◆ **EXERCISE DETAILS**
Each entry has to be copied exactly, with nothing missed.

Records excerpted from a collection

____

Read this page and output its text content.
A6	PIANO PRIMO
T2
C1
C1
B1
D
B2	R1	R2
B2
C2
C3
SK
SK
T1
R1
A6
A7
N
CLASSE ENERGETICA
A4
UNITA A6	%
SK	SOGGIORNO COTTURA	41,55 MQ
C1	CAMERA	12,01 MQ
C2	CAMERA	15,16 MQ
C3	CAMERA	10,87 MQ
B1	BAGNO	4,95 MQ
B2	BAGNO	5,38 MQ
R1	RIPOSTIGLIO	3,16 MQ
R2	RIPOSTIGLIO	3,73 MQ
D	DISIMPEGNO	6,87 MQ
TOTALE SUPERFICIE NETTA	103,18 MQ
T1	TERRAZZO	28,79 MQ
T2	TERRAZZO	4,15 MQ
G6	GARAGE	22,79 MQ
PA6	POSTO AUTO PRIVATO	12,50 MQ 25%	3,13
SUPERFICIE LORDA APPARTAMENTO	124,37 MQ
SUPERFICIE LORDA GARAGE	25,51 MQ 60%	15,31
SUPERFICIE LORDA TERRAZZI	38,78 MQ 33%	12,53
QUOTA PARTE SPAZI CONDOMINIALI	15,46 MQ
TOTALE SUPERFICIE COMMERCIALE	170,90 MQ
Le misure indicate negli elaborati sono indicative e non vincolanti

____

◆ **FINISHED TASK**
Read this page and output its text content.
A6	PIANO PRIMO
T2
C1
C1
B1
D
B2	R1	R2
B2
C2
C3
SK
SK
T1
R1
A6
A7
N
CLASSE ENERGETICA
A4
UNITA A6	%
SK	SOGGIORNO COTTURA	41,55 MQ
C1	CAMERA	12,01 MQ
C2	CAMERA	15,16 MQ
C3	CAMERA	10,87 MQ
B1	BAGNO	4,95 MQ
B2	BAGNO	5,38 MQ
R1	RIPOSTIGLIO	3,16 MQ
R2	RIPOSTIGLIO	3,73 MQ
D	DISIMPEGNO	6,87 MQ
TOTALE SUPERFICIE NETTA	103,18 MQ
T1	TERRAZZO	28,79 MQ
T2	TERRAZZO	4,15 MQ
G6	GARAGE	22,79 MQ
PA6	POSTO AUTO PRIVATO	12,50 MQ 25%	3,13
SUPERFICIE LORDA APPARTAMENTO	124,37 MQ
SUPERFICIE LORDA GARAGE	25,51 MQ 60%	15,31
SUPERFICIE LORDA TERRAZZI	38,78 MQ 33%	12,53
QUOTA PARTE SPAZI CONDOMINIALI	15,46 MQ
TOTALE SUPERFICIE COMMERCIALE	170,90 MQ
Le misure indicate negli elaborati sono indicative e non vincolanti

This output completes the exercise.